- Problem requirements
Transcribe the lines below verbatim, skipping the images.

** start **

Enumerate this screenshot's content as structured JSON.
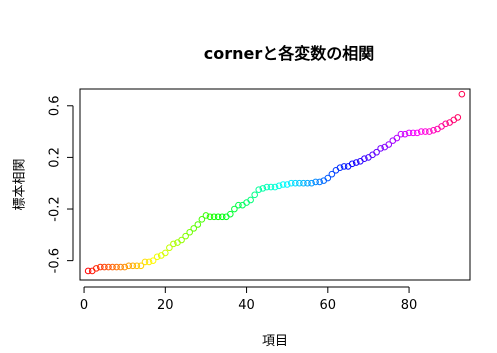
{
  "chart_data": {
    "type": "scatter",
    "title": "cornerと各変数の相関",
    "xlabel": "項目",
    "ylabel": "標本相関",
    "xlim": [
      -1,
      95
    ],
    "ylim": [
      -0.75,
      0.73
    ],
    "x_ticks": [
      0,
      20,
      40,
      60,
      80
    ],
    "x_tick_labels": [
      "0",
      "20",
      "40",
      "60",
      "80"
    ],
    "y_ticks": [
      -0.6,
      -0.2,
      0.2,
      0.6
    ],
    "y_tick_labels": [
      "-0.6",
      "-0.2",
      "0.2",
      "0.6"
    ],
    "marker": "open-circle",
    "color_scheme": "rainbow",
    "grid": false,
    "legend": "none",
    "series": [
      {
        "x": [
          1,
          2,
          3,
          4,
          5,
          6,
          7,
          8,
          9,
          10,
          11,
          12,
          13,
          14,
          15,
          16,
          17,
          18,
          19,
          20,
          21,
          22,
          23,
          24,
          25,
          26,
          27,
          28,
          29,
          30,
          31,
          32,
          33,
          34,
          35,
          36,
          37,
          38,
          39,
          40,
          41,
          42,
          43,
          44,
          45,
          46,
          47,
          48,
          49,
          50,
          51,
          52,
          53,
          54,
          55,
          56,
          57,
          58,
          59,
          60,
          61,
          62,
          63,
          64,
          65,
          66,
          67,
          68,
          69,
          70,
          71,
          72,
          73,
          74,
          75,
          76,
          77,
          78,
          79,
          80,
          81,
          82,
          83,
          84,
          85,
          86,
          87,
          88,
          89,
          90,
          91,
          92,
          93
        ],
        "y": [
          -0.68,
          -0.68,
          -0.66,
          -0.65,
          -0.65,
          -0.65,
          -0.65,
          -0.65,
          -0.65,
          -0.65,
          -0.64,
          -0.64,
          -0.64,
          -0.64,
          -0.61,
          -0.61,
          -0.6,
          -0.57,
          -0.56,
          -0.54,
          -0.5,
          -0.47,
          -0.46,
          -0.44,
          -0.41,
          -0.38,
          -0.35,
          -0.32,
          -0.28,
          -0.25,
          -0.26,
          -0.26,
          -0.26,
          -0.26,
          -0.26,
          -0.24,
          -0.2,
          -0.17,
          -0.17,
          -0.15,
          -0.13,
          -0.09,
          -0.05,
          -0.04,
          -0.03,
          -0.03,
          -0.03,
          -0.02,
          -0.01,
          -0.01,
          0.0,
          0.0,
          0.0,
          0.0,
          0.0,
          0.0,
          0.01,
          0.01,
          0.02,
          0.04,
          0.07,
          0.1,
          0.12,
          0.13,
          0.13,
          0.15,
          0.16,
          0.17,
          0.19,
          0.2,
          0.22,
          0.24,
          0.27,
          0.28,
          0.3,
          0.33,
          0.35,
          0.38,
          0.38,
          0.39,
          0.39,
          0.39,
          0.4,
          0.4,
          0.4,
          0.41,
          0.42,
          0.44,
          0.46,
          0.47,
          0.49,
          0.51,
          0.69
        ]
      }
    ]
  }
}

** end **

- Result below
Enumerate this screenshot's content as structured JSON.
{
  "chart_data": {
    "type": "scatter",
    "title": "cornerと各変数の相関",
    "xlabel": "項目",
    "ylabel": "標本相関",
    "xlim": [
      -1,
      95
    ],
    "ylim": [
      -0.75,
      0.73
    ],
    "x_ticks": [
      0,
      20,
      40,
      60,
      80
    ],
    "x_tick_labels": [
      "0",
      "20",
      "40",
      "60",
      "80"
    ],
    "y_ticks": [
      -0.6,
      -0.2,
      0.2,
      0.6
    ],
    "y_tick_labels": [
      "-0.6",
      "-0.2",
      "0.2",
      "0.6"
    ],
    "marker": "open-circle",
    "color_scheme": "rainbow",
    "grid": false,
    "legend": "none",
    "series": [
      {
        "x": [
          1,
          2,
          3,
          4,
          5,
          6,
          7,
          8,
          9,
          10,
          11,
          12,
          13,
          14,
          15,
          16,
          17,
          18,
          19,
          20,
          21,
          22,
          23,
          24,
          25,
          26,
          27,
          28,
          29,
          30,
          31,
          32,
          33,
          34,
          35,
          36,
          37,
          38,
          39,
          40,
          41,
          42,
          43,
          44,
          45,
          46,
          47,
          48,
          49,
          50,
          51,
          52,
          53,
          54,
          55,
          56,
          57,
          58,
          59,
          60,
          61,
          62,
          63,
          64,
          65,
          66,
          67,
          68,
          69,
          70,
          71,
          72,
          73,
          74,
          75,
          76,
          77,
          78,
          79,
          80,
          81,
          82,
          83,
          84,
          85,
          86,
          87,
          88,
          89,
          90,
          91,
          92,
          93
        ],
        "y": [
          -0.68,
          -0.68,
          -0.66,
          -0.65,
          -0.65,
          -0.65,
          -0.65,
          -0.65,
          -0.65,
          -0.65,
          -0.64,
          -0.64,
          -0.64,
          -0.64,
          -0.61,
          -0.61,
          -0.6,
          -0.57,
          -0.56,
          -0.54,
          -0.5,
          -0.47,
          -0.46,
          -0.44,
          -0.41,
          -0.38,
          -0.35,
          -0.32,
          -0.28,
          -0.25,
          -0.26,
          -0.26,
          -0.26,
          -0.26,
          -0.26,
          -0.24,
          -0.2,
          -0.17,
          -0.17,
          -0.15,
          -0.13,
          -0.09,
          -0.05,
          -0.04,
          -0.03,
          -0.03,
          -0.03,
          -0.02,
          -0.01,
          -0.01,
          0.0,
          0.0,
          0.0,
          0.0,
          0.0,
          0.0,
          0.01,
          0.01,
          0.02,
          0.04,
          0.07,
          0.1,
          0.12,
          0.13,
          0.13,
          0.15,
          0.16,
          0.17,
          0.19,
          0.2,
          0.22,
          0.24,
          0.27,
          0.28,
          0.3,
          0.33,
          0.35,
          0.38,
          0.38,
          0.39,
          0.39,
          0.39,
          0.4,
          0.4,
          0.4,
          0.41,
          0.42,
          0.44,
          0.46,
          0.47,
          0.49,
          0.51,
          0.69
        ]
      }
    ]
  }
}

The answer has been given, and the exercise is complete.